* EXERCISE DETAILS
In the text on ZipMap2, what does ZipMap2 do with the slice of toggles instead of copying it?

* SELECTED TEXT

'''

Instead of copying the slice of toggles, ZipMap2
merely reuses the slice for the return data stream. But slices are pointer-like, so the issue described above occurs.
The following test demonstrates what can happen because of this:
type TestZellicZip2Circuit struct {
}
func TestZellicZip2(t *testing.T) {
c := &TestZellicZip2Circuit{}
err := test.IsSolved(c, c, ecc.BN254.ScalarField())
check(err)
}
func (c *TestZellicZip2Circuit) Define(g frontend.API) error {
api := NewCircuitAPI(g)
u248 := api.Uint248
// The user creates some datastream...
input := DataPoints[Uint248]{
Raw: newU248s([]frontend.Variable{1, 2, 3}...),
Toggles: []frontend.Variable{1, 0, 0},
}
in := NewDataStream(api, input)
in1 := newU248s([]frontend.Variable{5, 5, 5}...)
// ... and computes a zip involving it.
zippedOnlyFirst := ZipMap2(in, in1, func(a Uint248, b Uint248) Uint248 { return u248.Add(a, b) })
// The user assumes that zippedOnlyFirst will not be mutated by changing the original `toggles` list, and so reuses it.
in.underlying[0].Val = 42
in.underlying[1].Val = 43
in.underlying[2].Val = 44
in.toggles[1] = 1
in.toggles[2] = 1
zippedFull := ZipMap2(in, in1, func(a Uint248, b Uint248) Uint248 { return u248.Add(a, b) })
// However, zippedOnlyFirst has been changed as well now.
fmt.Println("The original ZipMap2 result: Data is as expected, but toggles have been unintentionally modified: now data is enabled that was not indended to be!")
zippedOnlyFirst.Show()
fmt.Println("The new ZipMap2 result: Data and toggles are updated as expected.")
zippedFull.Show()
return nil
}
In this test, a data stream is instantiated with certain toggles disabled. After applying ZipMap2
to this data stream, the data stream's toggles are modified by enabling some that were previously disabled. This will also enable entries of the zipped data stream, as can be seen in the output of the above test:
=== RUN TestZellicZip2
The original ZipMap2 result: Data is as expected, but toggles have been unintentionally modified: now data is enabled that was not indended to be!
+---+------+--------+
| # | DATA | TOGGLE |
+---+------+--------+
| 0 | 6 | 1 |
| 1 | 7 | 1 |
| 2 | 8 | 1 |
+---+------+--------+
The new ZipMap2 result: Data and toggles are updated as expected.

'''

* DATASET EXCERPTS

'''

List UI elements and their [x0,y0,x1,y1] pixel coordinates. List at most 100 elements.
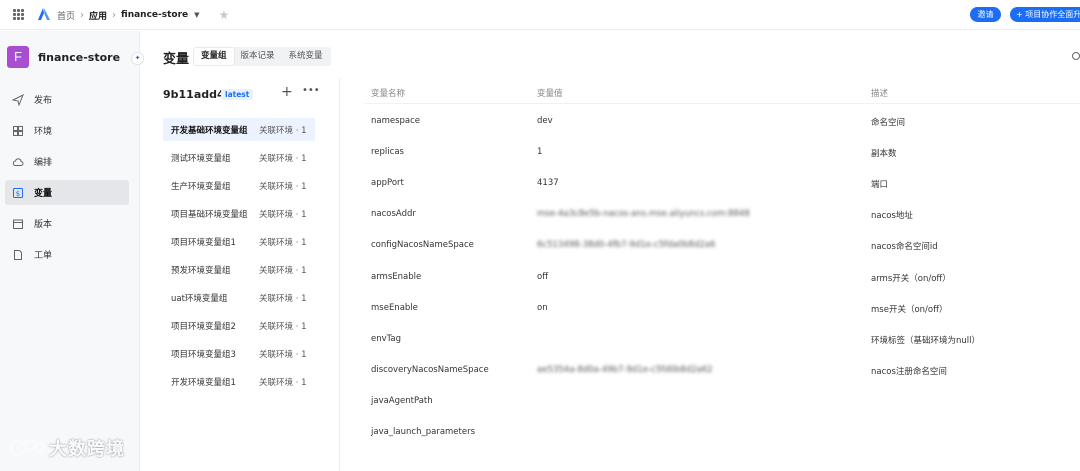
list-item[interactable]: 项目环境变量组2 关联环境 · 1 [163,314,315,337]
breadcrumb-current-app[interactable]: finance-store [121,10,188,20]
more-icon[interactable]: ••• [302,85,320,96]
sidebar-item-variables[interactable]: $ 变量 [5,180,129,205]
sidebar-item-version[interactable]: 版本 [5,211,129,236]
sidebar-item-orchestration[interactable]: 编排 [5,149,129,174]
table-row[interactable]: replicas 1 副本数 [365,136,1080,167]
group-name: 项目环境变量组1 [171,237,236,248]
list-item[interactable]: 开发环境变量组1 关联环境 · 1 [163,370,315,393]
star-icon[interactable]: ★ [219,8,230,22]
tab-variable-groups[interactable]: 变量组 [194,48,234,65]
group-name: uat环境变量组 [171,293,228,304]
cell-variable-description: 命名空间 [871,118,906,128]
list-item[interactable]: 测试环境变量组 关联环境 · 1 [163,146,315,169]
group-name: 测试环境变量组 [171,153,231,164]
table-header: 变量名称 变量值 描述 [365,78,1080,104]
sidebar: F finance-store ✦ 发布 环境 编排 $ 变量 版本 工单 [0,31,144,471]
cell-variable-name: namespace [371,116,421,126]
collaboration-upgrade-button[interactable]: + 项目协作全面升 [1010,7,1080,22]
page-title: 变量 [163,52,190,67]
cell-variable-name: envTag [371,333,402,344]
list-item[interactable]: 预发环境变量组 关联环境 · 1 [163,258,315,281]
group-version-id: 9b11add4 [163,88,225,101]
cell-variable-description: 副本数 [871,149,897,160]
chevron-right-icon: › [80,9,85,21]
search-icon[interactable] [1072,52,1080,60]
sidebar-item-label: 变量 [34,189,53,199]
table-row[interactable]: discoveryNacosNameSpace ae5354a-8d0a-49b7… [365,354,1080,385]
breadcrumb-home[interactable]: 首页 [57,9,75,22]
send-icon [12,93,24,106]
breadcrumb-apps[interactable]: 应用 [89,9,107,22]
add-group-icon[interactable]: + [281,84,293,100]
table-row[interactable]: configNacosNameSpace 6c513498-38d0-4fb7-9… [365,229,1080,260]
group-env-count: 关联环境 · 1 [259,181,307,192]
cell-variable-value: 4137 [537,178,559,189]
column-header-description: 描述 [871,89,889,99]
tab-version-history[interactable]: 版本记录 [234,48,282,65]
group-env-count: 关联环境 · 1 [259,237,307,248]
table-row[interactable]: namespace dev 命名空间 [365,105,1080,136]
group-env-count: 关联环境 · 1 [259,125,307,136]
table-row[interactable]: armsEnable off arms开关（on/off） [365,261,1080,292]
group-name: 开发环境变量组1 [171,377,236,388]
group-list: 开发基础环境变量组 关联环境 · 1 测试环境变量组 关联环境 · 1 生产环境变量… [163,118,315,398]
list-item[interactable]: 项目环境变量组1 关联环境 · 1 [163,230,315,253]
caret-down-icon[interactable]: ▼ [194,11,199,19]
cell-variable-value: on [537,302,548,313]
table-row[interactable]: mseEnable on mse开关（on/off） [365,292,1080,323]
group-env-count: 关联环境 · 1 [259,209,307,220]
breadcrumb: 首页 › 应用 › finance-store ▼ ★ [57,0,229,30]
app-name: finance-store [38,50,121,64]
cell-variable-name: configNacosNameSpace [371,240,474,251]
watermark-text: 大数跨境 [49,439,125,460]
list-item[interactable]: 项目基础环境变量组 关联环境 · 1 [163,202,315,225]
table-row[interactable]: envTag 环境标签（基础环境为null） [365,323,1080,354]
sidebar-item-label: 环境 [34,127,53,137]
group-env-count: 关联环境 · 1 [259,293,307,304]
list-item[interactable]: 生产环境变量组 关联环境 · 1 [163,174,315,197]
sidebar-item-label: 发布 [34,96,53,106]
svg-text:$: $ [16,190,20,198]
table-row[interactable]: appPort 4137 端口 [365,167,1080,198]
invite-button[interactable]: 邀请 [970,7,1001,22]
cell-variable-value: ae5354a-8d0a-49b7-9d1e-c5fd0b8d2a62 [537,364,713,375]
sidebar-item-label: 工单 [34,251,53,261]
list-item[interactable]: 项目环境变量组3 关联环境 · 1 [163,342,315,365]
logo-icon[interactable] [37,7,51,21]
group-env-count: 关联环境 · 1 [259,265,307,276]
sidebar-item-release[interactable]: 发布 [5,87,129,112]
watermark-logo-icon [9,438,46,457]
pin-icon[interactable]: ✦ [131,52,144,65]
app-header[interactable]: F finance-store [7,46,120,68]
cell-variable-description: nacos命名空间id [871,242,938,253]
cell-variable-name: java_launch_parameters [371,427,476,437]
group-name: 开发基础环境变量组 [171,125,248,136]
cell-variable-description: arms开关（on/off） [871,273,951,284]
variable-icon: $ [13,187,23,198]
latest-badge: latest [221,89,254,100]
calendar-icon [13,219,23,229]
app-grid-icon[interactable] [13,9,24,20]
table-row[interactable]: javaAgentPath [365,385,1080,416]
sidebar-item-label: 版本 [34,220,53,230]
cell-variable-name: discoveryNacosNameSpace [371,364,489,375]
cell-variable-value: dev [537,116,553,126]
column-header-name: 变量名称 [371,89,406,99]
group-env-count: 关联环境 · 1 [259,153,307,164]
table-row[interactable]: nacosAddr mse-4a3c8e5b-nacos-ans.mse.aliy… [365,198,1080,229]
sidebar-item-label: 编排 [34,158,53,168]
cell-variable-value: off [537,271,549,282]
group-name: 生产环境变量组 [171,181,231,192]
grid-icon [13,125,23,136]
cell-variable-name: javaAgentPath [371,395,433,406]
cell-variable-description: nacos地址 [871,211,913,222]
sidebar-item-ticket[interactable]: 工单 [5,242,129,267]
table-row[interactable]: java_launch_parameters [365,416,1080,447]
group-env-count: 关联环境 · 1 [259,349,307,360]
tab-system-variables[interactable]: 系统变量 [282,48,330,65]
list-item[interactable]: 开发基础环境变量组 关联环境 · 1 [163,118,315,141]
group-name: 项目环境变量组3 [171,349,236,360]
list-item[interactable]: uat环境变量组 关联环境 · 1 [163,286,315,309]
sidebar-item-environment[interactable]: 环境 [5,118,129,143]
column-header-value: 变量值 [537,89,563,99]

'''

* WORKED SOLUTION
It reuses the slice for the return data stream.